-- Task details --
Repeat each record exactly. Any picture gets left out.

-- Available records --
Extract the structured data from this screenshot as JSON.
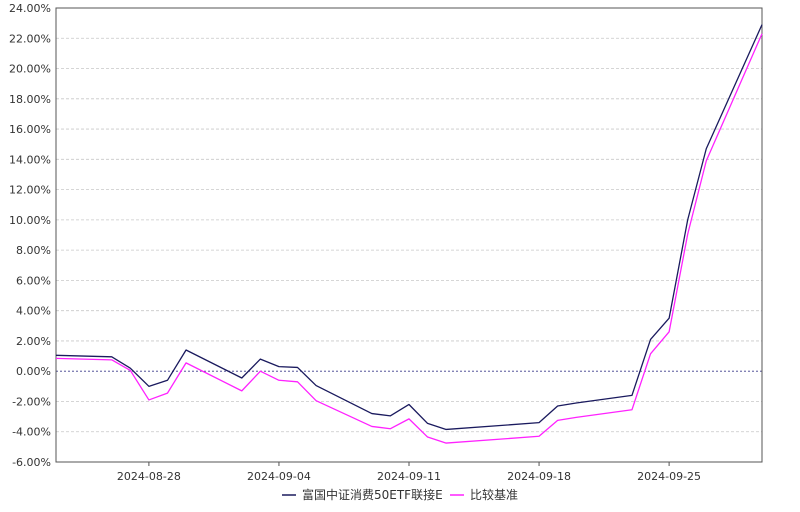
{
  "chart_data": {
    "type": "line",
    "title": "",
    "xlabel": "",
    "ylabel": "",
    "ylim": [
      -6,
      24
    ],
    "y_ticks": [
      -6,
      -4,
      -2,
      0,
      2,
      4,
      6,
      8,
      10,
      12,
      14,
      16,
      18,
      20,
      22,
      24
    ],
    "y_tick_labels": [
      "-6.00%",
      "-4.00%",
      "-2.00%",
      "0.00%",
      "2.00%",
      "4.00%",
      "6.00%",
      "8.00%",
      "10.00%",
      "12.00%",
      "14.00%",
      "16.00%",
      "18.00%",
      "20.00%",
      "22.00%",
      "24.00%"
    ],
    "x_tick_labels": [
      "2024-08-28",
      "2024-09-04",
      "2024-09-11",
      "2024-09-18",
      "2024-09-25"
    ],
    "x_tick_dates": [
      "2024-08-28",
      "2024-09-04",
      "2024-09-11",
      "2024-09-18",
      "2024-09-25"
    ],
    "x": [
      "2024-08-23",
      "2024-08-26",
      "2024-08-27",
      "2024-08-28",
      "2024-08-29",
      "2024-08-30",
      "2024-09-02",
      "2024-09-03",
      "2024-09-04",
      "2024-09-05",
      "2024-09-06",
      "2024-09-09",
      "2024-09-10",
      "2024-09-11",
      "2024-09-12",
      "2024-09-13",
      "2024-09-18",
      "2024-09-19",
      "2024-09-20",
      "2024-09-23",
      "2024-09-24",
      "2024-09-25",
      "2024-09-26",
      "2024-09-27",
      "2024-09-30"
    ],
    "series": [
      {
        "name": "富国中证消费50ETF联接E",
        "color": "#1a1a5e",
        "values": [
          1.05,
          0.95,
          0.2,
          -1.0,
          -0.6,
          1.4,
          -0.45,
          0.8,
          0.3,
          0.25,
          -0.95,
          -2.8,
          -2.95,
          -2.2,
          -3.45,
          -3.85,
          -3.4,
          -2.3,
          -2.1,
          -1.6,
          2.1,
          3.5,
          10.0,
          14.7,
          22.9
        ]
      },
      {
        "name": "比较基准",
        "color": "#ff22ff",
        "values": [
          0.85,
          0.75,
          0.05,
          -1.9,
          -1.45,
          0.55,
          -1.3,
          0.0,
          -0.6,
          -0.7,
          -1.95,
          -3.65,
          -3.8,
          -3.15,
          -4.35,
          -4.75,
          -4.3,
          -3.25,
          -3.05,
          -2.55,
          1.15,
          2.6,
          9.05,
          13.9,
          22.3
        ]
      }
    ],
    "grid": true,
    "legend_position": "bottom-center"
  }
}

-- Solved exercise --
Extract the structured data from this screenshot as JSON.
{
  "chart_data": {
    "type": "line",
    "title": "",
    "xlabel": "",
    "ylabel": "",
    "ylim": [
      -6,
      24
    ],
    "y_ticks": [
      -6,
      -4,
      -2,
      0,
      2,
      4,
      6,
      8,
      10,
      12,
      14,
      16,
      18,
      20,
      22,
      24
    ],
    "y_tick_labels": [
      "-6.00%",
      "-4.00%",
      "-2.00%",
      "0.00%",
      "2.00%",
      "4.00%",
      "6.00%",
      "8.00%",
      "10.00%",
      "12.00%",
      "14.00%",
      "16.00%",
      "18.00%",
      "20.00%",
      "22.00%",
      "24.00%"
    ],
    "x_tick_labels": [
      "2024-08-28",
      "2024-09-04",
      "2024-09-11",
      "2024-09-18",
      "2024-09-25"
    ],
    "x_tick_dates": [
      "2024-08-28",
      "2024-09-04",
      "2024-09-11",
      "2024-09-18",
      "2024-09-25"
    ],
    "x": [
      "2024-08-23",
      "2024-08-26",
      "2024-08-27",
      "2024-08-28",
      "2024-08-29",
      "2024-08-30",
      "2024-09-02",
      "2024-09-03",
      "2024-09-04",
      "2024-09-05",
      "2024-09-06",
      "2024-09-09",
      "2024-09-10",
      "2024-09-11",
      "2024-09-12",
      "2024-09-13",
      "2024-09-18",
      "2024-09-19",
      "2024-09-20",
      "2024-09-23",
      "2024-09-24",
      "2024-09-25",
      "2024-09-26",
      "2024-09-27",
      "2024-09-30"
    ],
    "series": [
      {
        "name": "富国中证消费50ETF联接E",
        "color": "#1a1a5e",
        "values": [
          1.05,
          0.95,
          0.2,
          -1.0,
          -0.6,
          1.4,
          -0.45,
          0.8,
          0.3,
          0.25,
          -0.95,
          -2.8,
          -2.95,
          -2.2,
          -3.45,
          -3.85,
          -3.4,
          -2.3,
          -2.1,
          -1.6,
          2.1,
          3.5,
          10.0,
          14.7,
          22.9
        ]
      },
      {
        "name": "比较基准",
        "color": "#ff22ff",
        "values": [
          0.85,
          0.75,
          0.05,
          -1.9,
          -1.45,
          0.55,
          -1.3,
          0.0,
          -0.6,
          -0.7,
          -1.95,
          -3.65,
          -3.8,
          -3.15,
          -4.35,
          -4.75,
          -4.3,
          -3.25,
          -3.05,
          -2.55,
          1.15,
          2.6,
          9.05,
          13.9,
          22.3
        ]
      }
    ],
    "grid": true,
    "legend_position": "bottom-center"
  }
}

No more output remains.